Copy each line exactly.

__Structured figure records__
'''
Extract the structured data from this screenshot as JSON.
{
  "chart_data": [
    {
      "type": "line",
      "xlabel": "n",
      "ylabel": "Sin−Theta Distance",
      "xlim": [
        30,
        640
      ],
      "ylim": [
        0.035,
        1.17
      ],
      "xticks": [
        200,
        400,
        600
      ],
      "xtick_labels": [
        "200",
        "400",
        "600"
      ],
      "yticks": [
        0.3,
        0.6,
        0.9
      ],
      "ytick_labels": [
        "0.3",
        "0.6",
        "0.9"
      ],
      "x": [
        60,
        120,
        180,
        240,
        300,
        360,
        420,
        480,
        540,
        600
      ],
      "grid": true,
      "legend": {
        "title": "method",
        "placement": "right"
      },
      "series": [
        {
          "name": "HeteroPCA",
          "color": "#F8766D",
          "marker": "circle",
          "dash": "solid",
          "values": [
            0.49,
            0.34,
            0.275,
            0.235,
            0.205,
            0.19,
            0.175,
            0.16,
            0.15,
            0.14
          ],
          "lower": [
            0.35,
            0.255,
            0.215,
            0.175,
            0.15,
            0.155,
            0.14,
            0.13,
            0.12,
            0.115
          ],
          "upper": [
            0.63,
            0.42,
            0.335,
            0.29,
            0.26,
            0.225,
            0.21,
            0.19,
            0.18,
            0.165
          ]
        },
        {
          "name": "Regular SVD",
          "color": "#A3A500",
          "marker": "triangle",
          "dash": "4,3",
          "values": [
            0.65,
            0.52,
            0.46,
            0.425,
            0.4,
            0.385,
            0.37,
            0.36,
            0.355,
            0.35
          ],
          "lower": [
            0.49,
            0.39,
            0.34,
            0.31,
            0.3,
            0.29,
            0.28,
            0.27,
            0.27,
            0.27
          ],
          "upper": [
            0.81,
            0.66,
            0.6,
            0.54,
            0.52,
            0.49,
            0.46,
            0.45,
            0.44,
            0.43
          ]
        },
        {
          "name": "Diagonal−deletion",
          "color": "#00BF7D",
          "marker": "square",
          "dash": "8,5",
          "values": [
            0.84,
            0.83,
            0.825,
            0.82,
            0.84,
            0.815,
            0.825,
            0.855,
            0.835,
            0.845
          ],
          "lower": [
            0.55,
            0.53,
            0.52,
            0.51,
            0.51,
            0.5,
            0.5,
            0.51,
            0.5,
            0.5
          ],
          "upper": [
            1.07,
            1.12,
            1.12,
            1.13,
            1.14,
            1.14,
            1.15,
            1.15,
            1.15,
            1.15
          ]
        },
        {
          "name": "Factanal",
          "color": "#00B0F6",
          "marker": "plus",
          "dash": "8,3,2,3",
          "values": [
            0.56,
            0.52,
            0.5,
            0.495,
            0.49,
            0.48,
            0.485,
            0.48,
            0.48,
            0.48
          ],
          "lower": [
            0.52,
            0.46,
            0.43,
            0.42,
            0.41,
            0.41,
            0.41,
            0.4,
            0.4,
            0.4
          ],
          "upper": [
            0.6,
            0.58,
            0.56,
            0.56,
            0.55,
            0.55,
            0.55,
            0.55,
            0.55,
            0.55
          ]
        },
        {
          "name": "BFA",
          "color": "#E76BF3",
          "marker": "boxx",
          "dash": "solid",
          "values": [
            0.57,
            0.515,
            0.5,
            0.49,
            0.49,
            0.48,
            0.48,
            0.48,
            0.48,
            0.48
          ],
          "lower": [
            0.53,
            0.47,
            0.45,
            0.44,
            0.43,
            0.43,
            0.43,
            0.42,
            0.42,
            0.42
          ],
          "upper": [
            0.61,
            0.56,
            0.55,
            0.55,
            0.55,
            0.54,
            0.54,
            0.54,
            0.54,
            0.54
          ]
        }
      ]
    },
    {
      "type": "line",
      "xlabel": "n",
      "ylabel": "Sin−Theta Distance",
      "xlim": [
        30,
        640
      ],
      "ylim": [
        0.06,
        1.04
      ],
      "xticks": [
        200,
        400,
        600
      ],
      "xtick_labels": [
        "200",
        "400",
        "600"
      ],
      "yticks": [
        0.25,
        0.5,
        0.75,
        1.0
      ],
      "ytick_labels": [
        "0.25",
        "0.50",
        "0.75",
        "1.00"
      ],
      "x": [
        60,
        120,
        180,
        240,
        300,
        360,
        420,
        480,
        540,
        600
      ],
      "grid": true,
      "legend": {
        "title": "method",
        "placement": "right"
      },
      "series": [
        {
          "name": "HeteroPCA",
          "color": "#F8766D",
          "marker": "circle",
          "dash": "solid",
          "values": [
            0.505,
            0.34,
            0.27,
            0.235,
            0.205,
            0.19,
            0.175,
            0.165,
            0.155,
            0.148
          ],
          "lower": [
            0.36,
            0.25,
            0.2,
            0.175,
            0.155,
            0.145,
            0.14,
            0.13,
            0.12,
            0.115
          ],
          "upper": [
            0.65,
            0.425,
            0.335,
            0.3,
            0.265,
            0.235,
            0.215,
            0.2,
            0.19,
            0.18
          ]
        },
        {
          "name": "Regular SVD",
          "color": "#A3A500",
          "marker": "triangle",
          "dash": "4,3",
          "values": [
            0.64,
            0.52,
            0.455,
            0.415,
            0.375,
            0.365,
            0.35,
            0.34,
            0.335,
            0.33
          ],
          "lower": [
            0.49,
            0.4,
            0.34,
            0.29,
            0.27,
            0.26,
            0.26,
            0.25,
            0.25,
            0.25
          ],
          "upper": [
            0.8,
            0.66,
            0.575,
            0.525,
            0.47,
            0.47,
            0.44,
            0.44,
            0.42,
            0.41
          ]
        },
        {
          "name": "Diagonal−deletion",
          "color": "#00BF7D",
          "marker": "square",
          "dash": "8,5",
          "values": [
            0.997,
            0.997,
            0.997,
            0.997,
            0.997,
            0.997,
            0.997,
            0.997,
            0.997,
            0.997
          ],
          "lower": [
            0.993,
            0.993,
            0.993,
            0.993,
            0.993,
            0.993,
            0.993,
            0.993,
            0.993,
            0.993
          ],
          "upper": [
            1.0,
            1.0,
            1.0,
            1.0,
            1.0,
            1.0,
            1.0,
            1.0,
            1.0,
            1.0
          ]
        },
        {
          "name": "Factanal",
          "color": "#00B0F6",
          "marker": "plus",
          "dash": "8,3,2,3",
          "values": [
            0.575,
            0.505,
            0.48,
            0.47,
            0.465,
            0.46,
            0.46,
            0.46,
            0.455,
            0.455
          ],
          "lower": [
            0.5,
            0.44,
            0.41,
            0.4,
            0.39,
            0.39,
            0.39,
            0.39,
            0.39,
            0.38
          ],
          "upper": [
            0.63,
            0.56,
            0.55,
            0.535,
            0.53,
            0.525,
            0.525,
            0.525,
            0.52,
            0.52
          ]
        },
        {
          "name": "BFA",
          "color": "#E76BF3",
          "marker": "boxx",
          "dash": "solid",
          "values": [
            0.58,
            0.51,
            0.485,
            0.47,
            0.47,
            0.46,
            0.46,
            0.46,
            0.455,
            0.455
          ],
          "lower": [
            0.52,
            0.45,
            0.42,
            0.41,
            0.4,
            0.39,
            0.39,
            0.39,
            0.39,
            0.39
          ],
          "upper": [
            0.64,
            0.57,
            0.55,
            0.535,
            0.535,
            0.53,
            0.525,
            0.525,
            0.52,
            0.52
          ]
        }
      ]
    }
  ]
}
'''
__RESULT FOR THIS EXERCISE__
Extract the structured data from this screenshot as JSON.
{
  "chart_data": [
    {
      "type": "line",
      "xlabel": "n",
      "ylabel": "Sin−Theta Distance",
      "xlim": [
        30,
        640
      ],
      "ylim": [
        0.035,
        1.17
      ],
      "xticks": [
        200,
        400,
        600
      ],
      "xtick_labels": [
        "200",
        "400",
        "600"
      ],
      "yticks": [
        0.3,
        0.6,
        0.9
      ],
      "ytick_labels": [
        "0.3",
        "0.6",
        "0.9"
      ],
      "x": [
        60,
        120,
        180,
        240,
        300,
        360,
        420,
        480,
        540,
        600
      ],
      "grid": true,
      "legend": {
        "title": "method",
        "placement": "right"
      },
      "series": [
        {
          "name": "HeteroPCA",
          "color": "#F8766D",
          "marker": "circle",
          "dash": "solid",
          "values": [
            0.49,
            0.34,
            0.275,
            0.235,
            0.205,
            0.19,
            0.175,
            0.16,
            0.15,
            0.14
          ],
          "lower": [
            0.35,
            0.255,
            0.215,
            0.175,
            0.15,
            0.155,
            0.14,
            0.13,
            0.12,
            0.115
          ],
          "upper": [
            0.63,
            0.42,
            0.335,
            0.29,
            0.26,
            0.225,
            0.21,
            0.19,
            0.18,
            0.165
          ]
        },
        {
          "name": "Regular SVD",
          "color": "#A3A500",
          "marker": "triangle",
          "dash": "4,3",
          "values": [
            0.65,
            0.52,
            0.46,
            0.425,
            0.4,
            0.385,
            0.37,
            0.36,
            0.355,
            0.35
          ],
          "lower": [
            0.49,
            0.39,
            0.34,
            0.31,
            0.3,
            0.29,
            0.28,
            0.27,
            0.27,
            0.27
          ],
          "upper": [
            0.81,
            0.66,
            0.6,
            0.54,
            0.52,
            0.49,
            0.46,
            0.45,
            0.44,
            0.43
          ]
        },
        {
          "name": "Diagonal−deletion",
          "color": "#00BF7D",
          "marker": "square",
          "dash": "8,5",
          "values": [
            0.84,
            0.83,
            0.825,
            0.82,
            0.84,
            0.815,
            0.825,
            0.855,
            0.835,
            0.845
          ],
          "lower": [
            0.55,
            0.53,
            0.52,
            0.51,
            0.51,
            0.5,
            0.5,
            0.51,
            0.5,
            0.5
          ],
          "upper": [
            1.07,
            1.12,
            1.12,
            1.13,
            1.14,
            1.14,
            1.15,
            1.15,
            1.15,
            1.15
          ]
        },
        {
          "name": "Factanal",
          "color": "#00B0F6",
          "marker": "plus",
          "dash": "8,3,2,3",
          "values": [
            0.56,
            0.52,
            0.5,
            0.495,
            0.49,
            0.48,
            0.485,
            0.48,
            0.48,
            0.48
          ],
          "lower": [
            0.52,
            0.46,
            0.43,
            0.42,
            0.41,
            0.41,
            0.41,
            0.4,
            0.4,
            0.4
          ],
          "upper": [
            0.6,
            0.58,
            0.56,
            0.56,
            0.55,
            0.55,
            0.55,
            0.55,
            0.55,
            0.55
          ]
        },
        {
          "name": "BFA",
          "color": "#E76BF3",
          "marker": "boxx",
          "dash": "solid",
          "values": [
            0.57,
            0.515,
            0.5,
            0.49,
            0.49,
            0.48,
            0.48,
            0.48,
            0.48,
            0.48
          ],
          "lower": [
            0.53,
            0.47,
            0.45,
            0.44,
            0.43,
            0.43,
            0.43,
            0.42,
            0.42,
            0.42
          ],
          "upper": [
            0.61,
            0.56,
            0.55,
            0.55,
            0.55,
            0.54,
            0.54,
            0.54,
            0.54,
            0.54
          ]
        }
      ]
    },
    {
      "type": "line",
      "xlabel": "n",
      "ylabel": "Sin−Theta Distance",
      "xlim": [
        30,
        640
      ],
      "ylim": [
        0.06,
        1.04
      ],
      "xticks": [
        200,
        400,
        600
      ],
      "xtick_labels": [
        "200",
        "400",
        "600"
      ],
      "yticks": [
        0.25,
        0.5,
        0.75,
        1.0
      ],
      "ytick_labels": [
        "0.25",
        "0.50",
        "0.75",
        "1.00"
      ],
      "x": [
        60,
        120,
        180,
        240,
        300,
        360,
        420,
        480,
        540,
        600
      ],
      "grid": true,
      "legend": {
        "title": "method",
        "placement": "right"
      },
      "series": [
        {
          "name": "HeteroPCA",
          "color": "#F8766D",
          "marker": "circle",
          "dash": "solid",
          "values": [
            0.505,
            0.34,
            0.27,
            0.235,
            0.205,
            0.19,
            0.175,
            0.165,
            0.155,
            0.148
          ],
          "lower": [
            0.36,
            0.25,
            0.2,
            0.175,
            0.155,
            0.145,
            0.14,
            0.13,
            0.12,
            0.115
          ],
          "upper": [
            0.65,
            0.425,
            0.335,
            0.3,
            0.265,
            0.235,
            0.215,
            0.2,
            0.19,
            0.18
          ]
        },
        {
          "name": "Regular SVD",
          "color": "#A3A500",
          "marker": "triangle",
          "dash": "4,3",
          "values": [
            0.64,
            0.52,
            0.455,
            0.415,
            0.375,
            0.365,
            0.35,
            0.34,
            0.335,
            0.33
          ],
          "lower": [
            0.49,
            0.4,
            0.34,
            0.29,
            0.27,
            0.26,
            0.26,
            0.25,
            0.25,
            0.25
          ],
          "upper": [
            0.8,
            0.66,
            0.575,
            0.525,
            0.47,
            0.47,
            0.44,
            0.44,
            0.42,
            0.41
          ]
        },
        {
          "name": "Diagonal−deletion",
          "color": "#00BF7D",
          "marker": "square",
          "dash": "8,5",
          "values": [
            0.997,
            0.997,
            0.997,
            0.997,
            0.997,
            0.997,
            0.997,
            0.997,
            0.997,
            0.997
          ],
          "lower": [
            0.993,
            0.993,
            0.993,
            0.993,
            0.993,
            0.993,
            0.993,
            0.993,
            0.993,
            0.993
          ],
          "upper": [
            1.0,
            1.0,
            1.0,
            1.0,
            1.0,
            1.0,
            1.0,
            1.0,
            1.0,
            1.0
          ]
        },
        {
          "name": "Factanal",
          "color": "#00B0F6",
          "marker": "plus",
          "dash": "8,3,2,3",
          "values": [
            0.575,
            0.505,
            0.48,
            0.47,
            0.465,
            0.46,
            0.46,
            0.46,
            0.455,
            0.455
          ],
          "lower": [
            0.5,
            0.44,
            0.41,
            0.4,
            0.39,
            0.39,
            0.39,
            0.39,
            0.39,
            0.38
          ],
          "upper": [
            0.63,
            0.56,
            0.55,
            0.535,
            0.53,
            0.525,
            0.525,
            0.525,
            0.52,
            0.52
          ]
        },
        {
          "name": "BFA",
          "color": "#E76BF3",
          "marker": "boxx",
          "dash": "solid",
          "values": [
            0.58,
            0.51,
            0.485,
            0.47,
            0.47,
            0.46,
            0.46,
            0.46,
            0.455,
            0.455
          ],
          "lower": [
            0.52,
            0.45,
            0.42,
            0.41,
            0.4,
            0.39,
            0.39,
            0.39,
            0.39,
            0.39
          ],
          "upper": [
            0.64,
            0.57,
            0.55,
            0.535,
            0.535,
            0.53,
            0.525,
            0.525,
            0.52,
            0.52
          ]
        }
      ]
    }
  ]
}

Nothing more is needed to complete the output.